Copy each line that contains the string "enemalum".

══ Data

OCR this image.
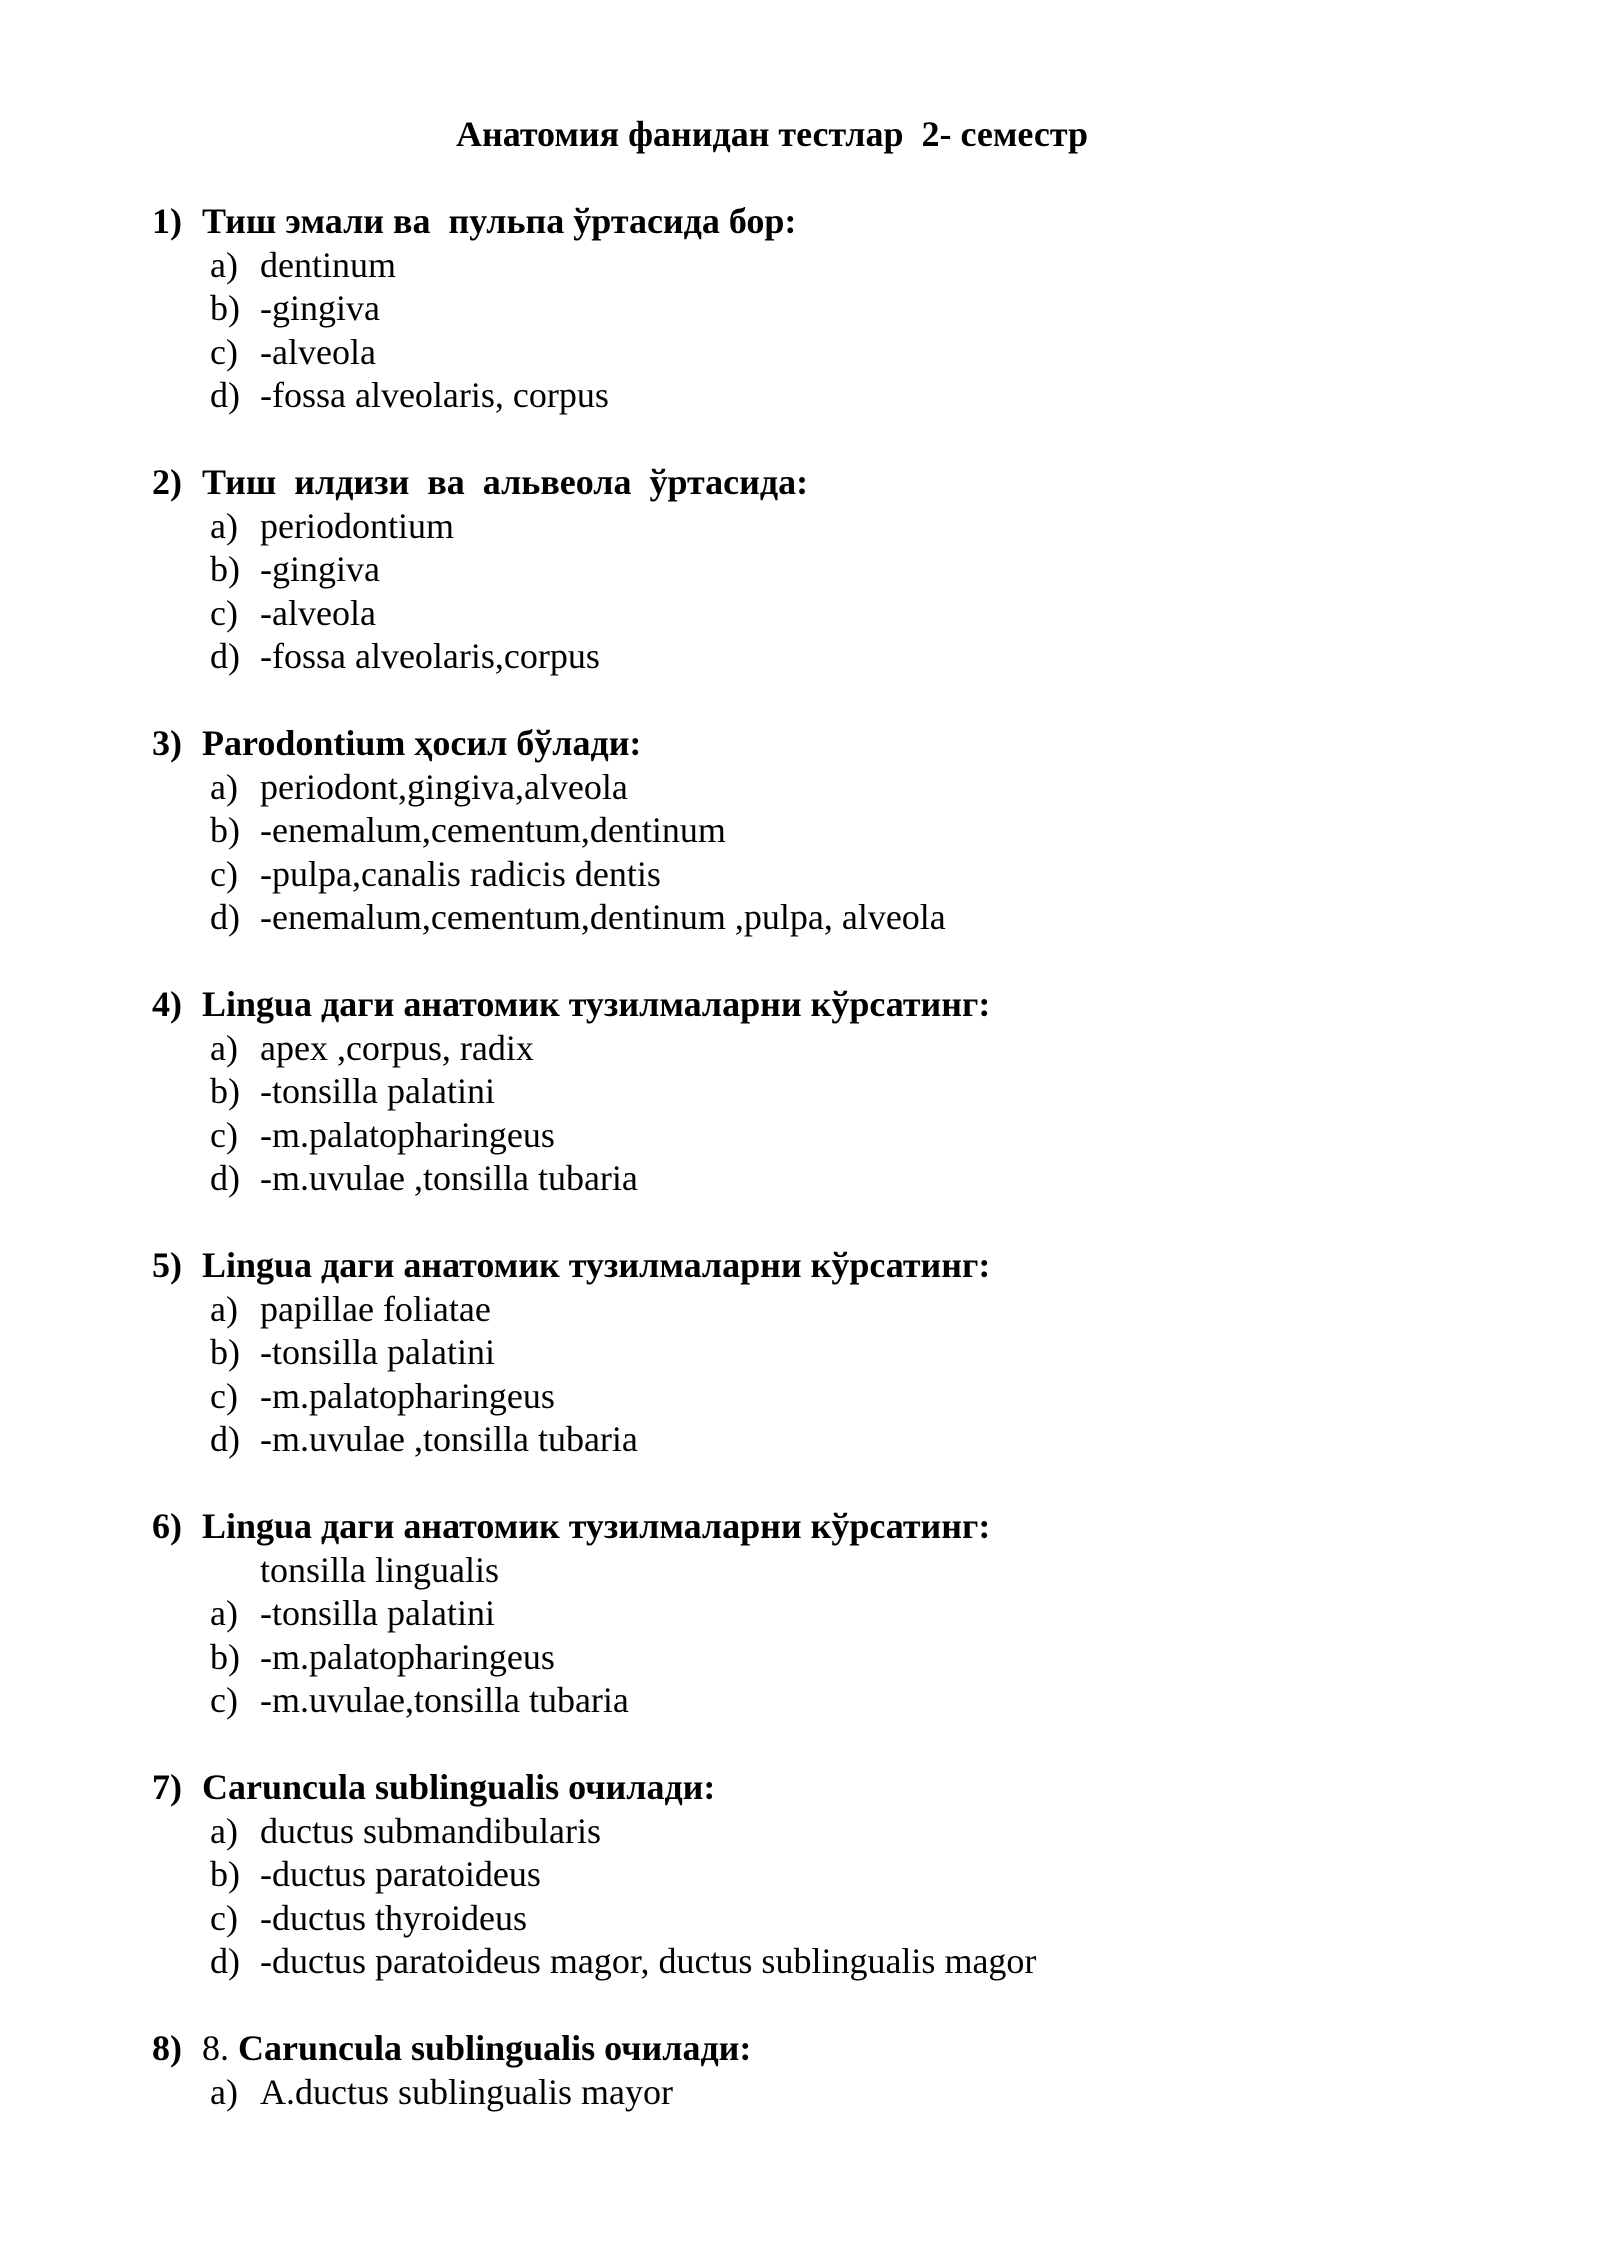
Анатомия фанидан тестлар  2- семестр
1) Тиш эмали ва  пульпа ўртасида бор:
a) dentinum
b) -gingiva
c) -alveola
d) -fossa alveolaris, corpus
2) Тиш  илдизи  ва  альвеола  ўртасида:
a) periodontium
b) -gingiva
c) -alveola
d) -fossa alveolaris,corpus
3) Parodontium ҳосил бўлади:
a) periodont,gingiva,alveola
b) -enemalum,cementum,dentinum
c) -pulpa,canalis radicis dentis
d) -enemalum,cementum,dentinum ,pulpa, alveola
4) Lingua даги анатомик тузилмаларни кўрсатинг:
a) apex ,corpus, radix
b) -tonsilla palatini
c) -m.palatopharingeus
d) -m.uvulae ,tonsilla tubaria
5) Lingua даги анатомик тузилмаларни кўрсатинг:
a) papillae foliatae
b) -tonsilla palatini
c) -m.palatopharingeus
d) -m.uvulae ,tonsilla tubaria
6) Lingua даги анатомик тузилмаларни кўрсатинг:
tonsilla lingualis
a) -tonsilla palatini
b) -m.palatopharingeus
c) -m.uvulae,tonsilla tubaria
7) Caruncula sublingualis очилади:
a) ductus submandibularis
b) -ductus paratoideus
c) -ductus thyroideus
d) -ductus paratoideus magor, ductus sublingualis magor
8) 8. Caruncula sublingualis очилади:
a) A.ductus sublingualis mayor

════

■ **Correct output**
b) -enemalum,cementum,dentinum
d) -enemalum,cementum,dentinum ,pulpa, alveola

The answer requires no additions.